Data items:
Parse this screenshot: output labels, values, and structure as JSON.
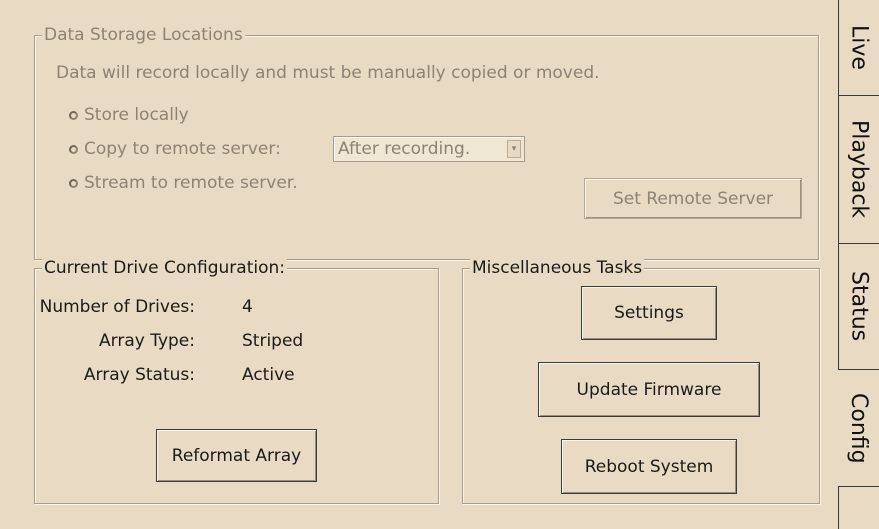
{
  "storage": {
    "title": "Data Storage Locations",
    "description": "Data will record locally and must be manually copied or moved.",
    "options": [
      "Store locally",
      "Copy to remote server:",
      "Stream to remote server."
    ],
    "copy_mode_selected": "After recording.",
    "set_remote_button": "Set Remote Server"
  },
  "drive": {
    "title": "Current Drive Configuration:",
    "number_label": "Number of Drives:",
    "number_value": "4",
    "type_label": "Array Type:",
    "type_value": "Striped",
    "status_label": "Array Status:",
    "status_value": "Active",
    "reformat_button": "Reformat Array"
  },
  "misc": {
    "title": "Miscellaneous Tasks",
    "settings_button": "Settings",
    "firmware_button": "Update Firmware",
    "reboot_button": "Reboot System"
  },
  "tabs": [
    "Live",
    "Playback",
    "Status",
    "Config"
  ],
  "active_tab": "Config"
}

YOUR OBJECTIVE:
Look through the entries and work out how many lines have the word "locally" in them; reply with that number only.

REPLY TO THE TASK:
2